Supplied material
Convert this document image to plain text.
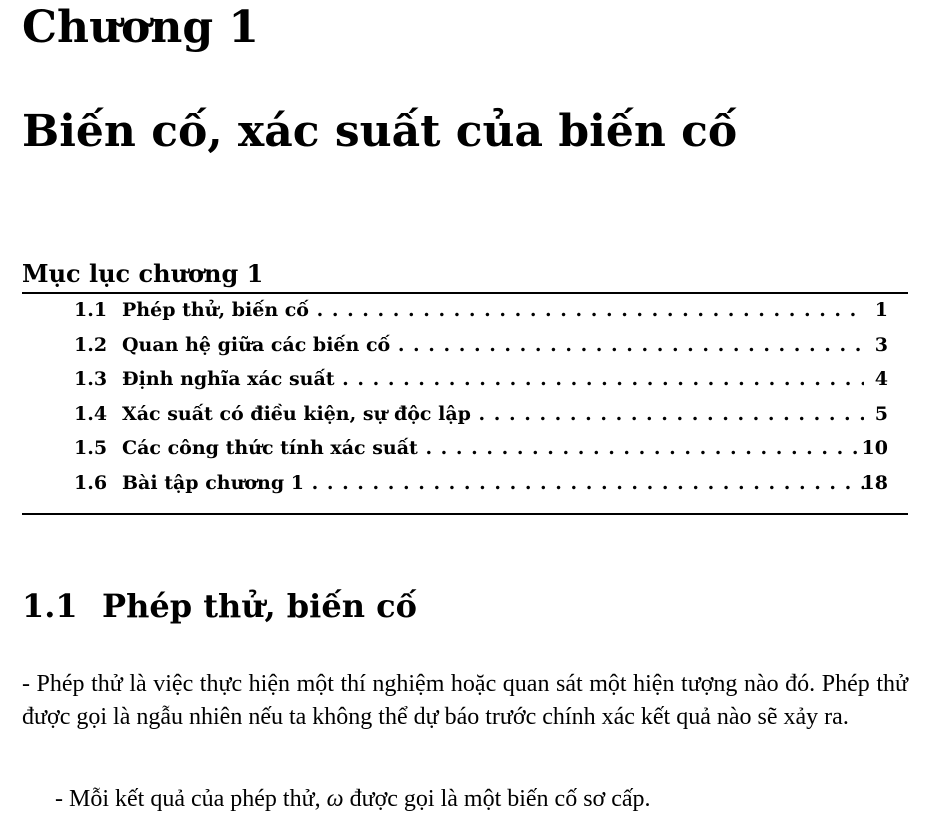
Chương 1
Biến cố, xác suất của biến cố
Mục lục chương 1
1.1 Phép thử, biến cố . . .	1
1.2 Quan hệ giữa các biến cố . . .	3
1.3 Định nghĩa xác suất . . .	4
1.4 Xác suất có điều kiện, sự độc lập . . .	5
1.5 Các công thức tính xác suất . . .	10
1.6 Bài tập chương 1 . . .	18
1.1 Phép thử, biến cố

- Phép thử là việc thực hiện một thí nghiệm hoặc quan sát một hiện tượng nào đó. Phép thử được gọi là ngẫu nhiên nếu ta không thể dự báo trước chính xác kết quả nào sẽ xảy ra.

- Mỗi kết quả của phép thử, ω được gọi là một biến cố sơ cấp.
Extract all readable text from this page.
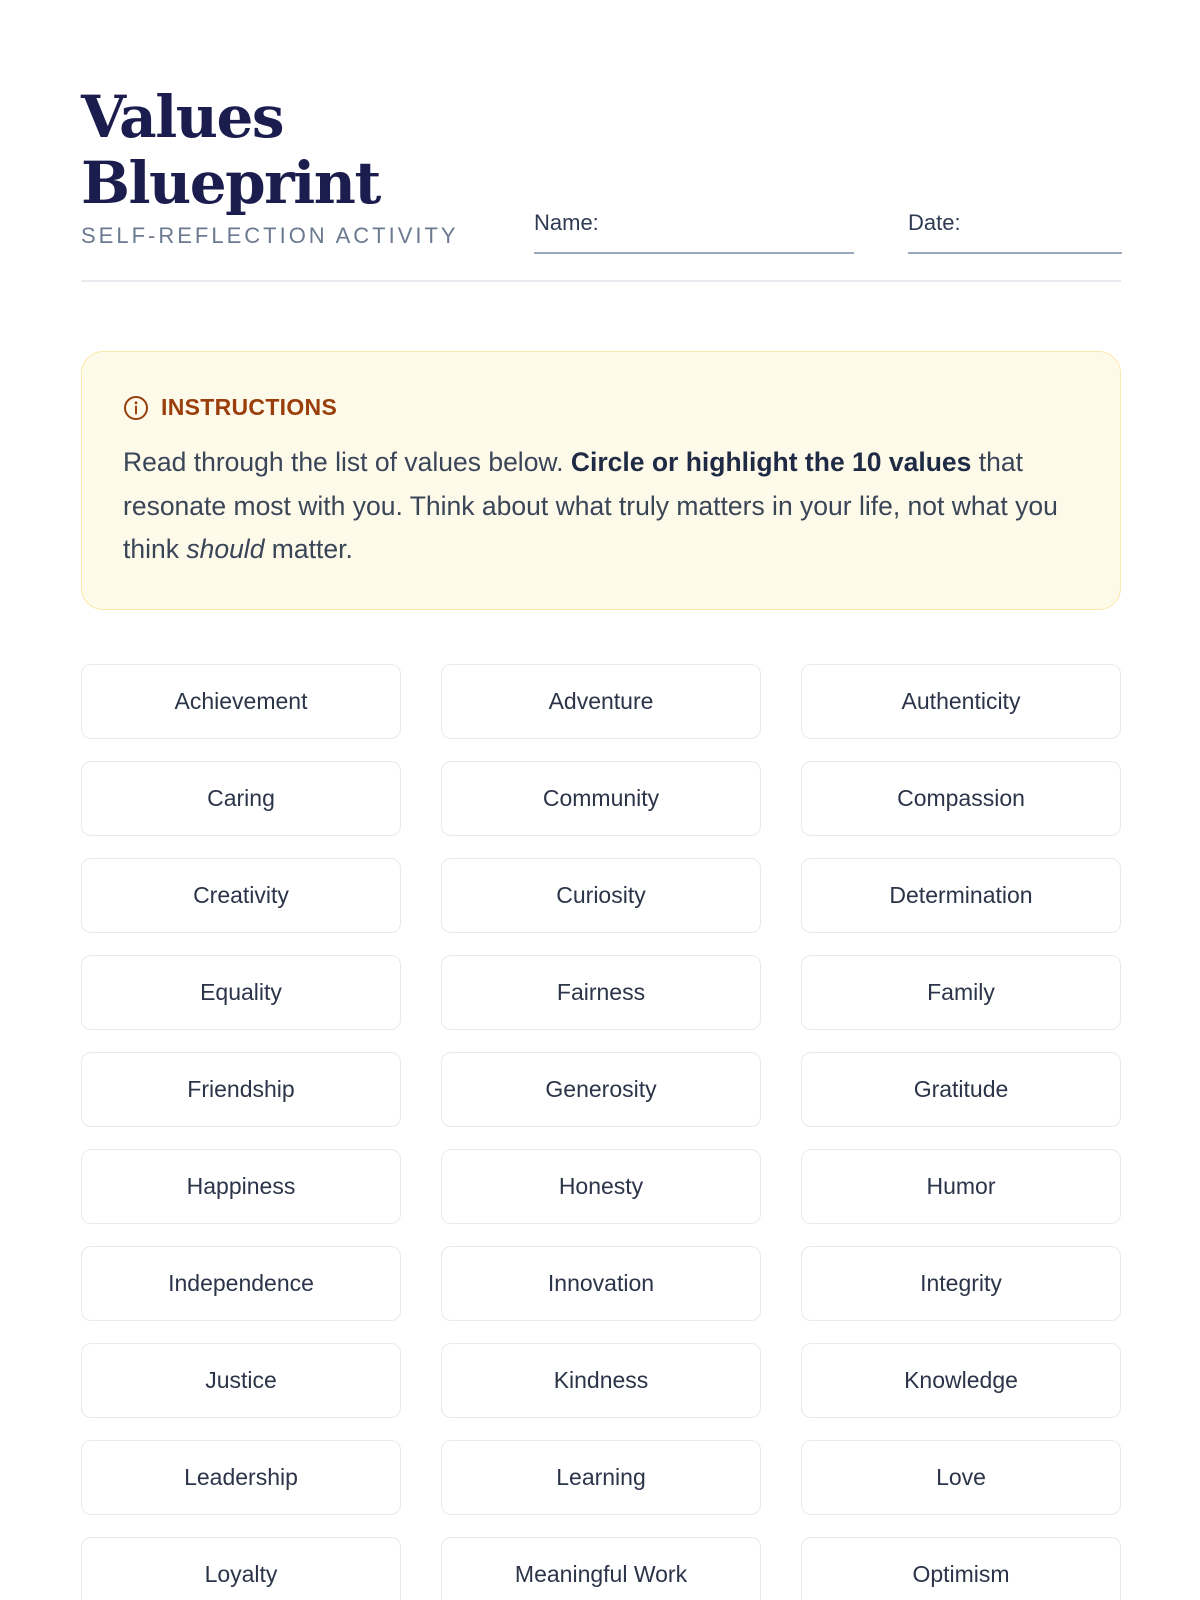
Values
Blueprint
SELF-REFLECTION ACTIVITY
Name:	Date:
INSTRUCTIONS

Read through the list of values below. Circle or highlight the 10 values that resonate most with you. Think about what truly matters in your life, not what you think should matter.

Achievement	Adventure	Authenticity
Caring	Community	Compassion
Creativity	Curiosity	Determination
Equality	Fairness	Family
Friendship	Generosity	Gratitude
Happiness	Honesty	Humor
Independence	Innovation	Integrity
Justice	Kindness	Knowledge
Leadership	Learning	Love
Loyalty	Meaningful Work	Optimism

Work to do
Extract the text of all the records above verbatim, excluding pictures.

Full solution
Convert this document image to plain text.
Chương 1
Biến cố, xác suất của biến cố
Mục lục chương 1
1.1 Phép thử, biến cố . . .	1
1.2 Quan hệ giữa các biến cố . . .	3
1.3 Định nghĩa xác suất . . .	4
1.4 Xác suất có điều kiện, sự độc lập . . .	5
1.5 Các công thức tính xác suất . . .	10
1.6 Bài tập chương 1 . . .	18
1.1 Phép thử, biến cố

- Phép thử là việc thực hiện một thí nghiệm hoặc quan sát một hiện tượng nào đó. Phép thử được gọi là ngẫu nhiên nếu ta không thể dự báo trước chính xác kết quả nào sẽ xảy ra.

- Mỗi kết quả của phép thử, ω được gọi là một biến cố sơ cấp.
Extract all readable text from this page.
Values
Blueprint
SELF-REFLECTION ACTIVITY
Name:	Date:
INSTRUCTIONS

Read through the list of values below. Circle or highlight the 10 values that resonate most with you. Think about what truly matters in your life, not what you think should matter.

Achievement	Adventure	Authenticity
Caring	Community	Compassion
Creativity	Curiosity	Determination
Equality	Fairness	Family
Friendship	Generosity	Gratitude
Happiness	Honesty	Humor
Independence	Innovation	Integrity
Justice	Kindness	Knowledge
Leadership	Learning	Love
Loyalty	Meaningful Work	Optimism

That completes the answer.